=== Materials provided ===
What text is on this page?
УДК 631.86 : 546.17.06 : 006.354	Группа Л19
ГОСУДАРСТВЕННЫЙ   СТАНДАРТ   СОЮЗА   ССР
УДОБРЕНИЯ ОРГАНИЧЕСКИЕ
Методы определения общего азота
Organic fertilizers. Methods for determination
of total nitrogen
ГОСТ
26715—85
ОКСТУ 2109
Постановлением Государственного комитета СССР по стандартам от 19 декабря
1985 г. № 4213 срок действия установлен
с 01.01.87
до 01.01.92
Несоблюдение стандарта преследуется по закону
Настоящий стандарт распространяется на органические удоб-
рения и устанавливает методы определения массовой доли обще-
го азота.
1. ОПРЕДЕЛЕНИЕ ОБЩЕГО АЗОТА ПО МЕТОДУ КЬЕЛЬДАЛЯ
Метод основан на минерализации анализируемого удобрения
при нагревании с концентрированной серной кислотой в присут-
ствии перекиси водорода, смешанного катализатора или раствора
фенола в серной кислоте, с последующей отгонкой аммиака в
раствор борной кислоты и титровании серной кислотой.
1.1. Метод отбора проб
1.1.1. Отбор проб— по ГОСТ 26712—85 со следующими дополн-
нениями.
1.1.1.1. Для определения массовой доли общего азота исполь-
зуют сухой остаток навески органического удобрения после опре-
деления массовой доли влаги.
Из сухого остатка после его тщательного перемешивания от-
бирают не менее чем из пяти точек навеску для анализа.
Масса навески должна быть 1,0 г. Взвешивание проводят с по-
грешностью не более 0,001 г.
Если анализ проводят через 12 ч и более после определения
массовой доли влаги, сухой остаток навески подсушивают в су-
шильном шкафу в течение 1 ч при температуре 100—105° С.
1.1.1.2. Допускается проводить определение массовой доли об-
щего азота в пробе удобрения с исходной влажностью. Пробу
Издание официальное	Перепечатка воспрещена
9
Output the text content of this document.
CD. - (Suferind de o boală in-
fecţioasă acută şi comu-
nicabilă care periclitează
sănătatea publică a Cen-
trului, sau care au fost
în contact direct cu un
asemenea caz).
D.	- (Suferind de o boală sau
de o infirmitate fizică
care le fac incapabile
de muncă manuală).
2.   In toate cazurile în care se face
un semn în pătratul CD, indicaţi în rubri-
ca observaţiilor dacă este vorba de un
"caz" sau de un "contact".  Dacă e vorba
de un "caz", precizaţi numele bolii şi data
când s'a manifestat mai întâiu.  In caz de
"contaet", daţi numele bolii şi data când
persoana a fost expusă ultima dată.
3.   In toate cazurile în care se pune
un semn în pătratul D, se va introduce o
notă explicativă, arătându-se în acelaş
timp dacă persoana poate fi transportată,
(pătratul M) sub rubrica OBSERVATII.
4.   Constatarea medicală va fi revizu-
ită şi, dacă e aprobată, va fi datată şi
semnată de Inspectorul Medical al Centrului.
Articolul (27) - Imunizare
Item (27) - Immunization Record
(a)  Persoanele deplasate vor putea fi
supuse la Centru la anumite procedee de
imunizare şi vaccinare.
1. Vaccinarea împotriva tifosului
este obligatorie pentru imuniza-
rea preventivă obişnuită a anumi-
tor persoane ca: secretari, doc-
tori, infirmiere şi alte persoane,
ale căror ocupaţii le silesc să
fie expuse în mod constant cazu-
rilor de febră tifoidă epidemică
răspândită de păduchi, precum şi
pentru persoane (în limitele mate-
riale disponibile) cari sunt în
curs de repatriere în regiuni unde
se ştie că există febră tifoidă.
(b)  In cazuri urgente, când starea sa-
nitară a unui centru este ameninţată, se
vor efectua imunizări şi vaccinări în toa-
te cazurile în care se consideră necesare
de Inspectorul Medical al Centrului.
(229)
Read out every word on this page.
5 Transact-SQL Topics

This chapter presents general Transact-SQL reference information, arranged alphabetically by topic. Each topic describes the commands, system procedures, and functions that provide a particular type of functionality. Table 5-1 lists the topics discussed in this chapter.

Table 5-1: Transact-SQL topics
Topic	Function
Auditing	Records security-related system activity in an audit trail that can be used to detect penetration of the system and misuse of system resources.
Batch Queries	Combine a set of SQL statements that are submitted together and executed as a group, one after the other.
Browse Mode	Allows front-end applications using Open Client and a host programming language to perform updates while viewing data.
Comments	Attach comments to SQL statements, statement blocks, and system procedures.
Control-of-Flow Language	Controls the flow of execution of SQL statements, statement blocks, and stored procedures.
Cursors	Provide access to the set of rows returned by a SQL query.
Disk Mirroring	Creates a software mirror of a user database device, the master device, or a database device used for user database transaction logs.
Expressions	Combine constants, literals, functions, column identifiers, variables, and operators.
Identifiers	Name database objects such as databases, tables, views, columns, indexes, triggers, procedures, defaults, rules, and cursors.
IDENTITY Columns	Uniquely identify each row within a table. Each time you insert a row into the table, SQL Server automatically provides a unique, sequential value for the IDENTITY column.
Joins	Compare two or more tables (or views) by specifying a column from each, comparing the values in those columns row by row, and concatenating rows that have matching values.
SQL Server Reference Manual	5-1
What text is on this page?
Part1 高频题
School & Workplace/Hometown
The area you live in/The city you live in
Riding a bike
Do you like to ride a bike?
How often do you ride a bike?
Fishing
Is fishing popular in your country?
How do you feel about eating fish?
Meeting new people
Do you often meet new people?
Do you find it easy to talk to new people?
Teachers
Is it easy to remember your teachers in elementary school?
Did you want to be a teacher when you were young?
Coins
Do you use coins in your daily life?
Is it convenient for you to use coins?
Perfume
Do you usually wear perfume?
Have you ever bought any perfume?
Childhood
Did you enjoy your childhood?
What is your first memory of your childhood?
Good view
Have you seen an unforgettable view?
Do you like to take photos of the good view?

=== Task prompt ===
Your task is to gather every line with the word "used" and copy it.

=== Final result ===
Auditing	Records security-related system activity in an audit trail that can be used to detect penetration of the system and misuse of system resources.
Disk Mirroring	Creates a software mirror of a user database device, the master device, or a database device used for user database transaction logs.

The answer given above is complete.